Problem ->
All of the records below need to be copied exactly.
-*-
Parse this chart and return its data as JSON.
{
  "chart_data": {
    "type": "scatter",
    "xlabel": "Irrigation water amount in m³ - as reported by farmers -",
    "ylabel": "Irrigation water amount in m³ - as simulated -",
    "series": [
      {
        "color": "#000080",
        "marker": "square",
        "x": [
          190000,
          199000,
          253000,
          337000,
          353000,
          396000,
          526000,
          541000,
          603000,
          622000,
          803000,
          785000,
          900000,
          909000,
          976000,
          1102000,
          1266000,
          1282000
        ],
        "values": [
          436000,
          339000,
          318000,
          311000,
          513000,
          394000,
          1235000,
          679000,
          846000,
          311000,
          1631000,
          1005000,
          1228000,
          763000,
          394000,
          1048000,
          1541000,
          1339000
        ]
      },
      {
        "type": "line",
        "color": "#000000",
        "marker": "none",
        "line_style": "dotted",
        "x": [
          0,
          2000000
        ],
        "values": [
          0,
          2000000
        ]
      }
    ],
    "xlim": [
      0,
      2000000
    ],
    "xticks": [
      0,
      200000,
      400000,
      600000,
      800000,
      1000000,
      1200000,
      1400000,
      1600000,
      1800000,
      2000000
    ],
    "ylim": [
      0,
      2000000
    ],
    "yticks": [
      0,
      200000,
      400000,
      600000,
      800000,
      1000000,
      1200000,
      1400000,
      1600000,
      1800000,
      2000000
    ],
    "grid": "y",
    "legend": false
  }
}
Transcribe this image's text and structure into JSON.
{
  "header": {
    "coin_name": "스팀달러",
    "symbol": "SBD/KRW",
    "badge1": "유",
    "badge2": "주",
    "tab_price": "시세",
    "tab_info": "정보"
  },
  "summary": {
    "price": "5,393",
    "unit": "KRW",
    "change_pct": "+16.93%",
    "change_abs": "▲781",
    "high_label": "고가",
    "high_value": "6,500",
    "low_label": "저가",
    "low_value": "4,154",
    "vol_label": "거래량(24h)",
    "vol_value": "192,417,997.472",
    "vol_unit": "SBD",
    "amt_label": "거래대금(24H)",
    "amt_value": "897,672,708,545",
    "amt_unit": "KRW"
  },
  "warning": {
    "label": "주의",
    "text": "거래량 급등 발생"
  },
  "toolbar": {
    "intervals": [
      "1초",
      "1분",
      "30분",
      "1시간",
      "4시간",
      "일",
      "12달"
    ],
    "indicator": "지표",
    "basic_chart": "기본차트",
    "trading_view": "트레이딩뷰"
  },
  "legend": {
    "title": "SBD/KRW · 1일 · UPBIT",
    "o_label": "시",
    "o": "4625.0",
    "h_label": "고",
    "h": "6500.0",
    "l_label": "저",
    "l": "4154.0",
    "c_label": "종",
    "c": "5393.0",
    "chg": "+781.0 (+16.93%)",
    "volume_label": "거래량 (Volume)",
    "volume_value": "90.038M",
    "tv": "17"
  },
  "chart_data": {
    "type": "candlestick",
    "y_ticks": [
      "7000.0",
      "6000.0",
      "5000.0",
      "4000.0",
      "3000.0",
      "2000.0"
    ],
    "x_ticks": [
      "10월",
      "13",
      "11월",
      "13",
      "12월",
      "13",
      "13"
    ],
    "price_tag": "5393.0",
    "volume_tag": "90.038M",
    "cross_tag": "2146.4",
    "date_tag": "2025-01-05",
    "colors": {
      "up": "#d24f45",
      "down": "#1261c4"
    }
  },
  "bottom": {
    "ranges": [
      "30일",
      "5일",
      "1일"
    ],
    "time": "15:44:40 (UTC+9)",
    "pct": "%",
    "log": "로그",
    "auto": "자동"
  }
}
-*-
Solution for this exercise ->
Parse this chart and return its data as JSON.
{
  "chart_data": {
    "type": "scatter",
    "xlabel": "Irrigation water amount in m³ - as reported by farmers -",
    "ylabel": "Irrigation water amount in m³ - as simulated -",
    "series": [
      {
        "color": "#000080",
        "marker": "square",
        "x": [
          190000,
          199000,
          253000,
          337000,
          353000,
          396000,
          526000,
          541000,
          603000,
          622000,
          803000,
          785000,
          900000,
          909000,
          976000,
          1102000,
          1266000,
          1282000
        ],
        "values": [
          436000,
          339000,
          318000,
          311000,
          513000,
          394000,
          1235000,
          679000,
          846000,
          311000,
          1631000,
          1005000,
          1228000,
          763000,
          394000,
          1048000,
          1541000,
          1339000
        ]
      },
      {
        "type": "line",
        "color": "#000000",
        "marker": "none",
        "line_style": "dotted",
        "x": [
          0,
          2000000
        ],
        "values": [
          0,
          2000000
        ]
      }
    ],
    "xlim": [
      0,
      2000000
    ],
    "xticks": [
      0,
      200000,
      400000,
      600000,
      800000,
      1000000,
      1200000,
      1400000,
      1600000,
      1800000,
      2000000
    ],
    "ylim": [
      0,
      2000000
    ],
    "yticks": [
      0,
      200000,
      400000,
      600000,
      800000,
      1000000,
      1200000,
      1400000,
      1600000,
      1800000,
      2000000
    ],
    "grid": "y",
    "legend": false
  }
}
Transcribe this image's text and structure into JSON.
{
  "header": {
    "coin_name": "스팀달러",
    "symbol": "SBD/KRW",
    "badge1": "유",
    "badge2": "주",
    "tab_price": "시세",
    "tab_info": "정보"
  },
  "summary": {
    "price": "5,393",
    "unit": "KRW",
    "change_pct": "+16.93%",
    "change_abs": "▲781",
    "high_label": "고가",
    "high_value": "6,500",
    "low_label": "저가",
    "low_value": "4,154",
    "vol_label": "거래량(24h)",
    "vol_value": "192,417,997.472",
    "vol_unit": "SBD",
    "amt_label": "거래대금(24H)",
    "amt_value": "897,672,708,545",
    "amt_unit": "KRW"
  },
  "warning": {
    "label": "주의",
    "text": "거래량 급등 발생"
  },
  "toolbar": {
    "intervals": [
      "1초",
      "1분",
      "30분",
      "1시간",
      "4시간",
      "일",
      "12달"
    ],
    "indicator": "지표",
    "basic_chart": "기본차트",
    "trading_view": "트레이딩뷰"
  },
  "legend": {
    "title": "SBD/KRW · 1일 · UPBIT",
    "o_label": "시",
    "o": "4625.0",
    "h_label": "고",
    "h": "6500.0",
    "l_label": "저",
    "l": "4154.0",
    "c_label": "종",
    "c": "5393.0",
    "chg": "+781.0 (+16.93%)",
    "volume_label": "거래량 (Volume)",
    "volume_value": "90.038M",
    "tv": "17"
  },
  "chart_data": {
    "type": "candlestick",
    "y_ticks": [
      "7000.0",
      "6000.0",
      "5000.0",
      "4000.0",
      "3000.0",
      "2000.0"
    ],
    "x_ticks": [
      "10월",
      "13",
      "11월",
      "13",
      "12월",
      "13",
      "13"
    ],
    "price_tag": "5393.0",
    "volume_tag": "90.038M",
    "cross_tag": "2146.4",
    "date_tag": "2025-01-05",
    "colors": {
      "up": "#d24f45",
      "down": "#1261c4"
    }
  },
  "bottom": {
    "ranges": [
      "30일",
      "5일",
      "1일"
    ],
    "time": "15:44:40 (UTC+9)",
    "pct": "%",
    "log": "로그",
    "auto": "자동"
  }
}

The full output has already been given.